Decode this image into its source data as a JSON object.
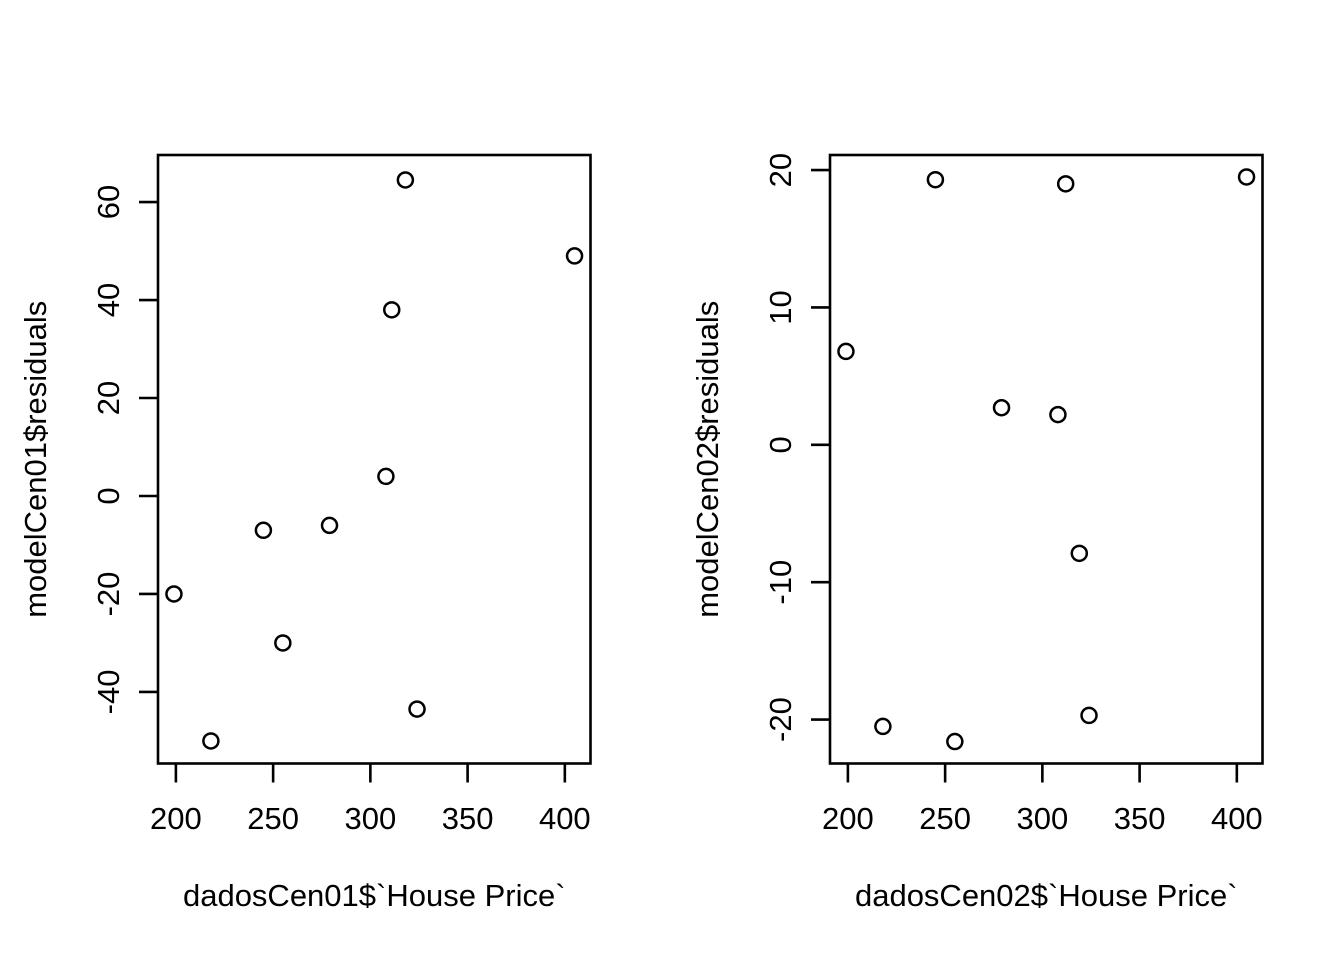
{
  "figure": {
    "background": "#ffffff",
    "foreground": "#000000",
    "marker": "open-circle"
  },
  "chart_data": [
    {
      "type": "scatter",
      "panel": "left",
      "title": "",
      "xlabel": "dadosCen01$`House Price`",
      "ylabel": "modelCen01$residuals",
      "x_ticks": [
        200,
        250,
        300,
        350,
        400
      ],
      "y_ticks": [
        -40,
        -20,
        0,
        20,
        40,
        60
      ],
      "xlim": [
        190.8,
        413.2
      ],
      "ylim": [
        -54.6,
        69.6
      ],
      "grid": false,
      "legend": null,
      "points": [
        {
          "x": 199,
          "y": -20
        },
        {
          "x": 218,
          "y": -50
        },
        {
          "x": 245,
          "y": -7
        },
        {
          "x": 255,
          "y": -30
        },
        {
          "x": 279,
          "y": -6
        },
        {
          "x": 308,
          "y": 4
        },
        {
          "x": 311,
          "y": 38
        },
        {
          "x": 318,
          "y": 64.5
        },
        {
          "x": 324,
          "y": -43.5
        },
        {
          "x": 405,
          "y": 49
        }
      ]
    },
    {
      "type": "scatter",
      "panel": "right",
      "title": "",
      "xlabel": "dadosCen02$`House Price`",
      "ylabel": "modelCen02$residuals",
      "x_ticks": [
        200,
        250,
        300,
        350,
        400
      ],
      "y_ticks": [
        -20,
        -10,
        0,
        10,
        20
      ],
      "xlim": [
        190.8,
        413.2
      ],
      "ylim": [
        -23.2,
        21.1
      ],
      "grid": false,
      "legend": null,
      "points": [
        {
          "x": 199,
          "y": 6.8
        },
        {
          "x": 218,
          "y": -20.5
        },
        {
          "x": 245,
          "y": 19.3
        },
        {
          "x": 255,
          "y": -21.6
        },
        {
          "x": 279,
          "y": 2.7
        },
        {
          "x": 308,
          "y": 2.2
        },
        {
          "x": 312,
          "y": 19.0
        },
        {
          "x": 319,
          "y": -7.9
        },
        {
          "x": 324,
          "y": -19.7
        },
        {
          "x": 405,
          "y": 19.5
        }
      ]
    }
  ]
}
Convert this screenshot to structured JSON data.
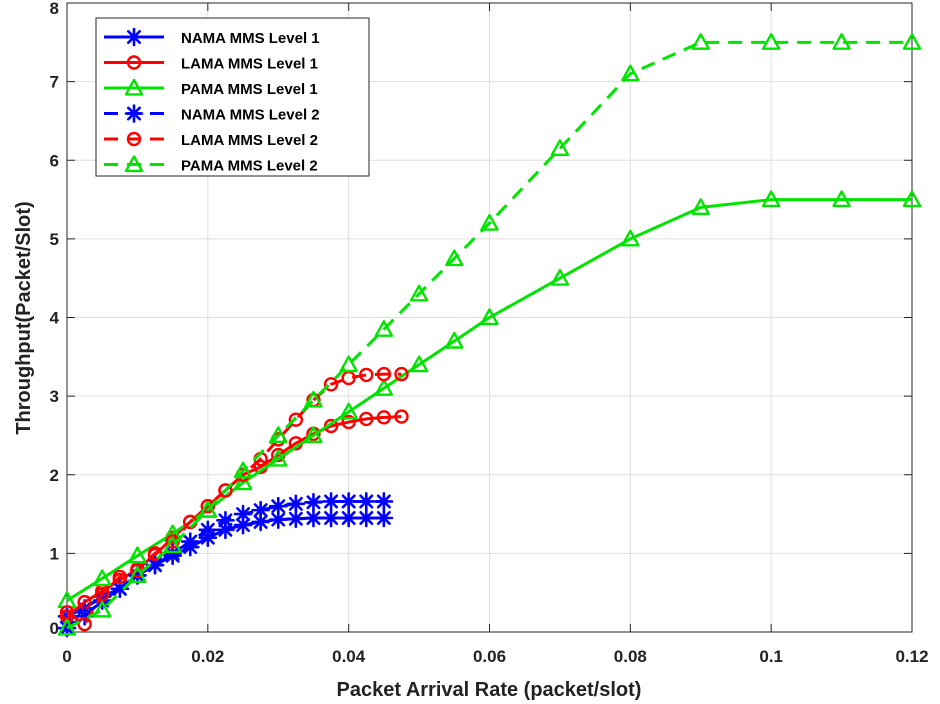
{
  "chart_data": {
    "type": "line",
    "xlabel": "Packet Arrival Rate (packet/slot)",
    "ylabel": "Throughput(Packet/Slot)",
    "xlim": [
      0,
      0.12
    ],
    "ylim": [
      0,
      8
    ],
    "xticks": [
      0,
      0.02,
      0.04,
      0.06,
      0.08,
      0.1,
      0.12
    ],
    "xtick_labels": [
      "0",
      "0.02",
      "0.04",
      "0.06",
      "0.08",
      "0.1",
      "0.12"
    ],
    "yticks": [
      0,
      1,
      2,
      3,
      4,
      5,
      6,
      7,
      8
    ],
    "ytick_labels": [
      "0",
      "1",
      "2",
      "3",
      "4",
      "5",
      "6",
      "7",
      "8"
    ],
    "grid": true,
    "legend_position": "top-left",
    "series": [
      {
        "name": "NAMA MMS Level 1",
        "color": "#0000ff",
        "line_style": "solid",
        "marker": "asterisk",
        "x": [
          0.0,
          0.0025,
          0.005,
          0.0075,
          0.01,
          0.0125,
          0.015,
          0.0175,
          0.02,
          0.0225,
          0.025,
          0.0275,
          0.03,
          0.0325,
          0.035,
          0.0375,
          0.04,
          0.0425,
          0.045
        ],
        "y": [
          0.2,
          0.3,
          0.45,
          0.55,
          0.72,
          0.85,
          0.97,
          1.08,
          1.2,
          1.3,
          1.36,
          1.4,
          1.43,
          1.44,
          1.45,
          1.45,
          1.45,
          1.45,
          1.45
        ]
      },
      {
        "name": "LAMA MMS Level 1",
        "color": "#ff0000",
        "line_style": "solid",
        "marker": "circle",
        "x": [
          0.0,
          0.0025,
          0.005,
          0.0075,
          0.01,
          0.0125,
          0.015,
          0.0175,
          0.02,
          0.0225,
          0.025,
          0.0275,
          0.03,
          0.0325,
          0.035,
          0.0375,
          0.04,
          0.0425,
          0.045,
          0.0475
        ],
        "y": [
          0.2,
          0.38,
          0.52,
          0.66,
          0.8,
          0.98,
          1.2,
          1.4,
          1.6,
          1.8,
          2.0,
          2.1,
          2.25,
          2.4,
          2.52,
          2.62,
          2.67,
          2.71,
          2.73,
          2.74
        ]
      },
      {
        "name": "PAMA MMS Level 1",
        "color": "#00e400",
        "line_style": "solid",
        "marker": "triangle",
        "x": [
          0.0,
          0.005,
          0.01,
          0.015,
          0.02,
          0.025,
          0.03,
          0.035,
          0.04,
          0.045,
          0.05,
          0.055,
          0.06,
          0.07,
          0.08,
          0.09,
          0.1,
          0.11,
          0.12
        ],
        "y": [
          0.4,
          0.68,
          0.97,
          1.25,
          1.55,
          1.9,
          2.2,
          2.5,
          2.8,
          3.1,
          3.4,
          3.7,
          4.0,
          4.5,
          5.0,
          5.4,
          5.5,
          5.5,
          5.5
        ]
      },
      {
        "name": "NAMA MMS Level 2",
        "color": "#0000ff",
        "line_style": "dashed",
        "marker": "asterisk",
        "x": [
          0.0,
          0.0025,
          0.005,
          0.0075,
          0.01,
          0.0125,
          0.015,
          0.0175,
          0.02,
          0.0225,
          0.025,
          0.0275,
          0.03,
          0.0325,
          0.035,
          0.0375,
          0.04,
          0.0425,
          0.045
        ],
        "y": [
          0.05,
          0.2,
          0.4,
          0.55,
          0.72,
          0.85,
          1.0,
          1.15,
          1.3,
          1.42,
          1.5,
          1.55,
          1.6,
          1.63,
          1.65,
          1.66,
          1.66,
          1.66,
          1.66
        ]
      },
      {
        "name": "LAMA MMS Level 2",
        "color": "#ff0000",
        "line_style": "dashed",
        "marker": "circle",
        "x": [
          0.0,
          0.0025,
          0.005,
          0.0075,
          0.01,
          0.0125,
          0.015,
          0.0175,
          0.02,
          0.0225,
          0.025,
          0.0275,
          0.03,
          0.0325,
          0.035,
          0.0375,
          0.04,
          0.0425,
          0.045,
          0.0475
        ],
        "y": [
          0.25,
          0.1,
          0.48,
          0.7,
          0.78,
          1.0,
          1.15,
          1.4,
          1.6,
          1.8,
          2.0,
          2.2,
          2.45,
          2.7,
          2.95,
          3.15,
          3.23,
          3.27,
          3.28,
          3.28
        ]
      },
      {
        "name": "PAMA MMS Level 2",
        "color": "#00e400",
        "line_style": "dashed",
        "marker": "triangle",
        "x": [
          0.0,
          0.005,
          0.01,
          0.015,
          0.02,
          0.025,
          0.03,
          0.035,
          0.04,
          0.045,
          0.05,
          0.055,
          0.06,
          0.07,
          0.08,
          0.09,
          0.1,
          0.11,
          0.12
        ],
        "y": [
          0.05,
          0.28,
          0.72,
          1.1,
          1.55,
          2.05,
          2.5,
          2.95,
          3.4,
          3.85,
          4.3,
          4.75,
          5.2,
          6.15,
          7.1,
          7.5,
          7.5,
          7.5,
          7.5
        ]
      }
    ]
  }
}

**STATED EXERCISE**
Find the lines holding "Price" and list every one.

**FULL SOLUTION**
      "xlabel": "dadosCen01$`House Price`",
      "xlabel": "dadosCen02$`House Price`",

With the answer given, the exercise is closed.